Data items
########################################

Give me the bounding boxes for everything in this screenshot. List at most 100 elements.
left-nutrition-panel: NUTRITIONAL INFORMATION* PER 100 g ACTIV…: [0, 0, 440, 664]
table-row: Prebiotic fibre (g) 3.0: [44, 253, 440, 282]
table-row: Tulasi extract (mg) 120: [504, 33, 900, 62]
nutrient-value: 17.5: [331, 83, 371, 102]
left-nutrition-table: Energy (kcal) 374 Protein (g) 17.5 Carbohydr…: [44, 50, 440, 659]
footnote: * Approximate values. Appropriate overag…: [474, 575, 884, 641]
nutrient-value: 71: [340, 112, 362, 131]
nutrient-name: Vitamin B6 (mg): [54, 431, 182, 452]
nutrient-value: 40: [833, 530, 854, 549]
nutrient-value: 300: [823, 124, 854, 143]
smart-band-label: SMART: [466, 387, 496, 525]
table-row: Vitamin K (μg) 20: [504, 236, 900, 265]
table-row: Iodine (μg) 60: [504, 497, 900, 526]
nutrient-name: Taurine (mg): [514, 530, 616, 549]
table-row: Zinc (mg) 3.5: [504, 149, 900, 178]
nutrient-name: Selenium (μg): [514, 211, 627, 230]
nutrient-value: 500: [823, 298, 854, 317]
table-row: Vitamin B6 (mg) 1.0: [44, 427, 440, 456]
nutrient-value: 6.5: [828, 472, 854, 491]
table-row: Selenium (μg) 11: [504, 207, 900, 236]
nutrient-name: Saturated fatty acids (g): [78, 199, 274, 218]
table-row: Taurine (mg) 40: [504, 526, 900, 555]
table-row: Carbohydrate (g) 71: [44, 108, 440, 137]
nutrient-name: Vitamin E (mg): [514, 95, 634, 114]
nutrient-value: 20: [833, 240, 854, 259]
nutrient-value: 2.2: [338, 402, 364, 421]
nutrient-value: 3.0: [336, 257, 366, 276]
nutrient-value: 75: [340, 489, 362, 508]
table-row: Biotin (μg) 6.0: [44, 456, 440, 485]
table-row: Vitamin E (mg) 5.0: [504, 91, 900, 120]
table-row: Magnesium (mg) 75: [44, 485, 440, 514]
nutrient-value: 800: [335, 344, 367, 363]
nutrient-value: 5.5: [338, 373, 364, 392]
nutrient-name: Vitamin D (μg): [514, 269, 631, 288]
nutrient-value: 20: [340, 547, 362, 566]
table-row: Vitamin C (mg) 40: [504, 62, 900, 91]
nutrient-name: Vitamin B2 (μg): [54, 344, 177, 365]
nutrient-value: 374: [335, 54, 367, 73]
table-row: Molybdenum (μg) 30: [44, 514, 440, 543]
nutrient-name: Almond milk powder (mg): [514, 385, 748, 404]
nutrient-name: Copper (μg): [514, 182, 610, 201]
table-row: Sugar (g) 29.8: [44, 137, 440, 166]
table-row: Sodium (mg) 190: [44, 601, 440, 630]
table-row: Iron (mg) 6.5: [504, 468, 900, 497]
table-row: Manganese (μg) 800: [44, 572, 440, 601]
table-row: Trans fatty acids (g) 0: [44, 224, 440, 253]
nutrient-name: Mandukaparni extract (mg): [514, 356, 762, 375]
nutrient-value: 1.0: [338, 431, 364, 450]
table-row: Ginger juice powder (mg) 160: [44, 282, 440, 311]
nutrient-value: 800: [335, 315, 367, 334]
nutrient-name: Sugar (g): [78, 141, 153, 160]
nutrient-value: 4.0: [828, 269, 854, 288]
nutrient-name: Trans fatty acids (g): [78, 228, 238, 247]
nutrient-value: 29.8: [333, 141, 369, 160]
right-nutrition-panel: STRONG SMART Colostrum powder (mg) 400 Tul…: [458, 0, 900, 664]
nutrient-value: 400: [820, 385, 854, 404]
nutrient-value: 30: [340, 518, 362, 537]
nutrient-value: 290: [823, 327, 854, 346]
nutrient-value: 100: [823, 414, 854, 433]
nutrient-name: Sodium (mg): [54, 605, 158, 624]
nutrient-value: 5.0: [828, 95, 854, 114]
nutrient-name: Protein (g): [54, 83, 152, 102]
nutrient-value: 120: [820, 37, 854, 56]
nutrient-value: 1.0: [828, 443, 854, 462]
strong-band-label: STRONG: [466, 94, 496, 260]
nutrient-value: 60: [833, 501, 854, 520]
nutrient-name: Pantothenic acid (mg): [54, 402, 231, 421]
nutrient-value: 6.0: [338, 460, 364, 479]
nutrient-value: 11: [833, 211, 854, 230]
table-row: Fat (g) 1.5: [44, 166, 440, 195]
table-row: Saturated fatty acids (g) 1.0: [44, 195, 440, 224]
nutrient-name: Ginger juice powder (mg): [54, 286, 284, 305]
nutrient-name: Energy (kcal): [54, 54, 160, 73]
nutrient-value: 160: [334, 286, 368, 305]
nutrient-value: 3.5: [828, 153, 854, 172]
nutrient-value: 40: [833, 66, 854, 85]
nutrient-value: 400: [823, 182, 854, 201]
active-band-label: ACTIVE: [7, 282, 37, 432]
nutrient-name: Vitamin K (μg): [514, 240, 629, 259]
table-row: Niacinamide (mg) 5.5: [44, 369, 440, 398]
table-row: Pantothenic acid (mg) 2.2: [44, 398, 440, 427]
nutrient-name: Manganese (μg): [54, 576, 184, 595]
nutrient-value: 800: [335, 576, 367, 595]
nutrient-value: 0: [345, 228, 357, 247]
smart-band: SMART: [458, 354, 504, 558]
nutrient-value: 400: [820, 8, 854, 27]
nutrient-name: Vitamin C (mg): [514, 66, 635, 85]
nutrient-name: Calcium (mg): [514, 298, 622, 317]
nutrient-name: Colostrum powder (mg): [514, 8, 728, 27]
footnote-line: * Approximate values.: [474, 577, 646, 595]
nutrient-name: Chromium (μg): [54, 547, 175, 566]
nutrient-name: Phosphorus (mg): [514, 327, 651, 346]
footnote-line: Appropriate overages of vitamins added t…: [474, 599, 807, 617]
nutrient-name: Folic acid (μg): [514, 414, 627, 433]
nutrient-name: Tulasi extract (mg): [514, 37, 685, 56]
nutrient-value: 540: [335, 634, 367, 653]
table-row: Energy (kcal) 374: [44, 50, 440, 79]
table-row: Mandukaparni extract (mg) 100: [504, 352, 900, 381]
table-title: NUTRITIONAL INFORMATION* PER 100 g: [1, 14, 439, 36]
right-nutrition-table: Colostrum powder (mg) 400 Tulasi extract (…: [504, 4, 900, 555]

########################################

Every line above with the word "left" is to be copied out.

left-nutrition-panel: NUTRITIONAL INFORMATION* PER 100 g ACTIV…: [0, 0, 440, 664]
left-nutrition-table: Energy (kcal) 374 Protein (g) 17.5 Carbohydr…: [44, 50, 440, 659]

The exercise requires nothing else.